**SUPPLIED MATERIAL**
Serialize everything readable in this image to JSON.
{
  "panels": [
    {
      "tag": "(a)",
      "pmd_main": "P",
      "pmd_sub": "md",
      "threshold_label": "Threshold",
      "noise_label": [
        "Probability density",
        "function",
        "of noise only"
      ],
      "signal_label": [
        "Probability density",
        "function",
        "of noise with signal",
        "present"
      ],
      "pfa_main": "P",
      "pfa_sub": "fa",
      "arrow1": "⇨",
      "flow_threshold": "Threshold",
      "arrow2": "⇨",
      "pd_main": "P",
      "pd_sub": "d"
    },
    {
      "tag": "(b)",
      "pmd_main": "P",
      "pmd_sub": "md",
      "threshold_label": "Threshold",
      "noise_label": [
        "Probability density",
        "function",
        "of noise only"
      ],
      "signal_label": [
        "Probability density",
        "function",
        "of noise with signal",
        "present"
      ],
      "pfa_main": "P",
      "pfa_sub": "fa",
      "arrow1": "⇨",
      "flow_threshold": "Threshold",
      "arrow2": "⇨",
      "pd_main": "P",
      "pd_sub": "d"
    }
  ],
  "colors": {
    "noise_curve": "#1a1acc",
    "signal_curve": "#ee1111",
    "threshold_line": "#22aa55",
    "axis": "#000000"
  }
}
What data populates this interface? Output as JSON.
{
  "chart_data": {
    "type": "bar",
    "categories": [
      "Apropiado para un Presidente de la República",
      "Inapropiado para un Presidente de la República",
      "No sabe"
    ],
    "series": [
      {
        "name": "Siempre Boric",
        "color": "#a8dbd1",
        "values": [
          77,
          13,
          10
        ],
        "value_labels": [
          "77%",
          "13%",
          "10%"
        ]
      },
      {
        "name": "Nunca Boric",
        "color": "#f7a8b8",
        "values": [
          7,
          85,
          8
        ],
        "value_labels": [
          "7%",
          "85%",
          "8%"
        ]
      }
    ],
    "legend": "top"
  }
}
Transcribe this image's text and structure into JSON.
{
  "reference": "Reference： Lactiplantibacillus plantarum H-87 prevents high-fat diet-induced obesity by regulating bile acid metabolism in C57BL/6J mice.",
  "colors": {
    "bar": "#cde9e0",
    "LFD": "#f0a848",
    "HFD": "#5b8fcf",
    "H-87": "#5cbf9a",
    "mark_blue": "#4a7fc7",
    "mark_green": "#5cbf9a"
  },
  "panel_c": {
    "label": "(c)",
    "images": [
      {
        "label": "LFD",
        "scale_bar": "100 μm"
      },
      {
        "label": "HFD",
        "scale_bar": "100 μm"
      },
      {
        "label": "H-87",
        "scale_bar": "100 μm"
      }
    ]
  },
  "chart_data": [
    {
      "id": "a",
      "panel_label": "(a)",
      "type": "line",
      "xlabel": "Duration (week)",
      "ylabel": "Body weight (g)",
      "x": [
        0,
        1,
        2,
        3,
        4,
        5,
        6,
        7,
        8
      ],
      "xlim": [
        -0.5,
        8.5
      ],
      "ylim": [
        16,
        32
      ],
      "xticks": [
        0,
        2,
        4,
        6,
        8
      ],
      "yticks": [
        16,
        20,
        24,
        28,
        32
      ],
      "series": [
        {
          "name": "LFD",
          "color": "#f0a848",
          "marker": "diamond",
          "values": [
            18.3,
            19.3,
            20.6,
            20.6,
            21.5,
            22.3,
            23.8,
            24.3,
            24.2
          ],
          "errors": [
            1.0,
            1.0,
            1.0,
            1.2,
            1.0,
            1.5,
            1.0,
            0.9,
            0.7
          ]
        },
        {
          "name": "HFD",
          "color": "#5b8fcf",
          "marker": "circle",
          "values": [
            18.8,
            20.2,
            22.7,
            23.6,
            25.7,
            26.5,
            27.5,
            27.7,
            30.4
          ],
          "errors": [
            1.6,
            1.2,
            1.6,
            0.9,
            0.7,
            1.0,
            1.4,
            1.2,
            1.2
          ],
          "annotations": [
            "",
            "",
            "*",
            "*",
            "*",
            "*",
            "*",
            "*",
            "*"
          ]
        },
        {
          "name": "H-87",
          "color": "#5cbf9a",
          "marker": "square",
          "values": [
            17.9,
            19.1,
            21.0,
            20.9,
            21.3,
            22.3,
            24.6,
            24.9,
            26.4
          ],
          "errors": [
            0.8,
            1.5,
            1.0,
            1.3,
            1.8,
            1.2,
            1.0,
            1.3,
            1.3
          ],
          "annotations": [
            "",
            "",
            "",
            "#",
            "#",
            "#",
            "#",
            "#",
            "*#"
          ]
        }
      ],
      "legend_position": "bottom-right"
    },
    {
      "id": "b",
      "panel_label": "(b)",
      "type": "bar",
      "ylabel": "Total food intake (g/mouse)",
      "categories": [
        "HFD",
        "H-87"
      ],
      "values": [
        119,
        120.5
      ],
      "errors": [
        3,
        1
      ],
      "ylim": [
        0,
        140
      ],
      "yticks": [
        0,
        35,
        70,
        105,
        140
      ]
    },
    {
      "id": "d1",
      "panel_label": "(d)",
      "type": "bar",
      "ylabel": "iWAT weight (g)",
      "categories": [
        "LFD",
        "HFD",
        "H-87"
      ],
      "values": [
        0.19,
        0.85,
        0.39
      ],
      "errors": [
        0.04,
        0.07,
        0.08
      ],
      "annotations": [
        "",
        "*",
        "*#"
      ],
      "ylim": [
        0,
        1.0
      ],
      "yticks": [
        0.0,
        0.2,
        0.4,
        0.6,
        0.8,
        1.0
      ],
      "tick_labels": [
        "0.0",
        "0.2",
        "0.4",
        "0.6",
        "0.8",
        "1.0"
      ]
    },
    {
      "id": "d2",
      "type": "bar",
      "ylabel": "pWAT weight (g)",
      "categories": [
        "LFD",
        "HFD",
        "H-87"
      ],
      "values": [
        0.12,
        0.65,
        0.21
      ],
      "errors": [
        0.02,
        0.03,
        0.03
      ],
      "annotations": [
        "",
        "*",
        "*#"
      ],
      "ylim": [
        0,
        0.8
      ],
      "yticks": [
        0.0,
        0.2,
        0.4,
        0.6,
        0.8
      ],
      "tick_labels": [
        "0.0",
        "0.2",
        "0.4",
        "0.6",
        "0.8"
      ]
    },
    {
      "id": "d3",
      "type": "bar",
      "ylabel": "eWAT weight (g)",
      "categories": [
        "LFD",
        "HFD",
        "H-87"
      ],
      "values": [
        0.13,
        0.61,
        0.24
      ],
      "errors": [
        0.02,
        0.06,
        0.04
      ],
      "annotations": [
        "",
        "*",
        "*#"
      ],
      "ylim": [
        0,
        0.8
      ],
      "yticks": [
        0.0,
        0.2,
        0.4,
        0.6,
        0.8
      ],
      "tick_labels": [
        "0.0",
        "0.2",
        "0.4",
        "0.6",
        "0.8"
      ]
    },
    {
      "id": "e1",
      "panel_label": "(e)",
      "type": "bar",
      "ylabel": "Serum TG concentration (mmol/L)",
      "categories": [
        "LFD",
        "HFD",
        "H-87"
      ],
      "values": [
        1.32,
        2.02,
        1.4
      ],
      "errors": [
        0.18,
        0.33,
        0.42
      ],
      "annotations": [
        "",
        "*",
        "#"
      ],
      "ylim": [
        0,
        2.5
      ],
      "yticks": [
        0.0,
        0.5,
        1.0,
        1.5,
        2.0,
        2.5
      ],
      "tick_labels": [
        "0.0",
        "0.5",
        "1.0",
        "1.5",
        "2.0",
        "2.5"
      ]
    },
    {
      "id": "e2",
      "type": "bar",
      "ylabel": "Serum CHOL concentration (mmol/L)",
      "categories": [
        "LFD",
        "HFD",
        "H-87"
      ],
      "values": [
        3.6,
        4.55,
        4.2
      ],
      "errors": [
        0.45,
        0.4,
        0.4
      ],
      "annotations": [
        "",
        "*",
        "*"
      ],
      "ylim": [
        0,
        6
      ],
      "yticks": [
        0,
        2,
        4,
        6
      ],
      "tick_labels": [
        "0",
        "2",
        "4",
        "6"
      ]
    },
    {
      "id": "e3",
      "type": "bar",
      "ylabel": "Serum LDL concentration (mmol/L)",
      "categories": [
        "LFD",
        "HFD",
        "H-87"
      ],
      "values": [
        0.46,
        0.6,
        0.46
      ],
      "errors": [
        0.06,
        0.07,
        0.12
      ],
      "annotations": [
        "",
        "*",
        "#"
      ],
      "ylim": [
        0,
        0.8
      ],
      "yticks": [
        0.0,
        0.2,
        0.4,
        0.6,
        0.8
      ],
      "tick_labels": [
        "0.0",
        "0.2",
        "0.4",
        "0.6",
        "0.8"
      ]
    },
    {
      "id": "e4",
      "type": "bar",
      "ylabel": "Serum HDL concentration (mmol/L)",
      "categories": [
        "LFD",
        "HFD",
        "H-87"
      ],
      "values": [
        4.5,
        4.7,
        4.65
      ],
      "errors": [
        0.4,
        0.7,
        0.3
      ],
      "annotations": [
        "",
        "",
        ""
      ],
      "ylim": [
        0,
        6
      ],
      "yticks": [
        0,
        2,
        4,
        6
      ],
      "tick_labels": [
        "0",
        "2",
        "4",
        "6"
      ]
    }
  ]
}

**GIVEN REQUEST**
Check each line of the records for the word "ylabel", and show the lines that contain it.

**WRITTEN RESPONSE**
      "ylabel": "Body weight (g)",
      "ylabel": "Total food intake (g/mouse)",
      "ylabel": "iWAT weight (g)",
      "ylabel": "pWAT weight (g)",
      "ylabel": "eWAT weight (g)",
      "ylabel": "Serum TG concentration (mmol/L)",
      "ylabel": "Serum CHOL concentration (mmol/L)",
      "ylabel": "Serum LDL concentration (mmol/L)",
      "ylabel": "Serum HDL concentration (mmol/L)",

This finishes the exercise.